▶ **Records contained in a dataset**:
[BEGIN]
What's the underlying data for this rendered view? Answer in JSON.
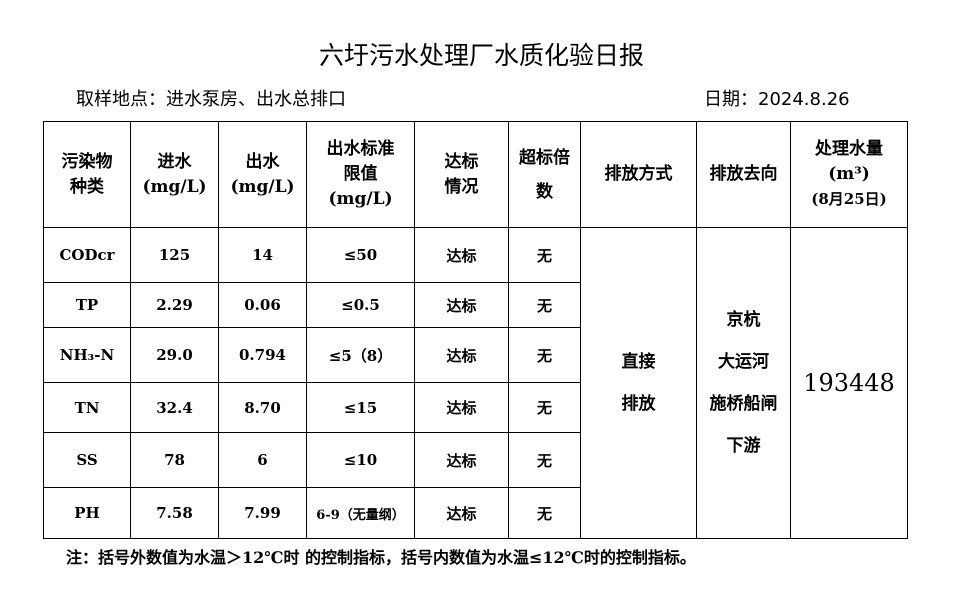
{
  "title": "六圩污水处理厂水质化验日报",
  "location": "取样地点：进水泵房、出水总排口",
  "date": "日期：2024.8.26",
  "headers": {
    "pollutant": [
      "污染物",
      "种类"
    ],
    "influent": [
      "进水",
      "(mg/L)"
    ],
    "effluent": [
      "出水",
      "(mg/L)"
    ],
    "limit": [
      "出水标准",
      "限值",
      "(mg/L)"
    ],
    "compliance": [
      "达标",
      "情况"
    ],
    "exceed": [
      "超标倍",
      "数"
    ],
    "discharge_method": "排放方式",
    "discharge_dest": "排放去向",
    "volume": [
      "处理水量",
      "(m³)",
      "(8月25日)"
    ]
  },
  "rows": [
    {
      "name": "CODcr",
      "in": "125",
      "out": "14",
      "limit": "≤50",
      "status": "达标",
      "exceed": "无"
    },
    {
      "name": "TP",
      "in": "2.29",
      "out": "0.06",
      "limit": "≤0.5",
      "status": "达标",
      "exceed": "无"
    },
    {
      "name": "NH₃-N",
      "in": "29.0",
      "out": "0.794",
      "limit": "≤5（8）",
      "status": "达标",
      "exceed": "无"
    },
    {
      "name": "TN",
      "in": "32.4",
      "out": "8.70",
      "limit": "≤15",
      "status": "达标",
      "exceed": "无"
    },
    {
      "name": "SS",
      "in": "78",
      "out": "6",
      "limit": "≤10",
      "status": "达标",
      "exceed": "无"
    },
    {
      "name": "PH",
      "in": "7.58",
      "out": "7.99",
      "limit": "6-9（无量纲）",
      "status": "达标",
      "exceed": "无"
    }
  ],
  "discharge_method": [
    "直接",
    "排放"
  ],
  "discharge_dest": [
    "京杭",
    "大运河",
    "施桥船闸",
    "下游"
  ],
  "volume": "193448",
  "note": "注：括号外数值为水温＞12℃时 的控制指标，括号内数值为水温≤12℃时的控制指标。"
}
[END]
Go through the data above and transcribe it in full, omitting any image.

▶ **THE RESULT**:
What's the underlying data for this rendered view? Answer in JSON.
{
  "title": "六圩污水处理厂水质化验日报",
  "location": "取样地点：进水泵房、出水总排口",
  "date": "日期：2024.8.26",
  "headers": {
    "pollutant": [
      "污染物",
      "种类"
    ],
    "influent": [
      "进水",
      "(mg/L)"
    ],
    "effluent": [
      "出水",
      "(mg/L)"
    ],
    "limit": [
      "出水标准",
      "限值",
      "(mg/L)"
    ],
    "compliance": [
      "达标",
      "情况"
    ],
    "exceed": [
      "超标倍",
      "数"
    ],
    "discharge_method": "排放方式",
    "discharge_dest": "排放去向",
    "volume": [
      "处理水量",
      "(m³)",
      "(8月25日)"
    ]
  },
  "rows": [
    {
      "name": "CODcr",
      "in": "125",
      "out": "14",
      "limit": "≤50",
      "status": "达标",
      "exceed": "无"
    },
    {
      "name": "TP",
      "in": "2.29",
      "out": "0.06",
      "limit": "≤0.5",
      "status": "达标",
      "exceed": "无"
    },
    {
      "name": "NH₃-N",
      "in": "29.0",
      "out": "0.794",
      "limit": "≤5（8）",
      "status": "达标",
      "exceed": "无"
    },
    {
      "name": "TN",
      "in": "32.4",
      "out": "8.70",
      "limit": "≤15",
      "status": "达标",
      "exceed": "无"
    },
    {
      "name": "SS",
      "in": "78",
      "out": "6",
      "limit": "≤10",
      "status": "达标",
      "exceed": "无"
    },
    {
      "name": "PH",
      "in": "7.58",
      "out": "7.99",
      "limit": "6-9（无量纲）",
      "status": "达标",
      "exceed": "无"
    }
  ],
  "discharge_method": [
    "直接",
    "排放"
  ],
  "discharge_dest": [
    "京杭",
    "大运河",
    "施桥船闸",
    "下游"
  ],
  "volume": "193448",
  "note": "注：括号外数值为水温＞12℃时 的控制指标，括号内数值为水温≤12℃时的控制指标。"
}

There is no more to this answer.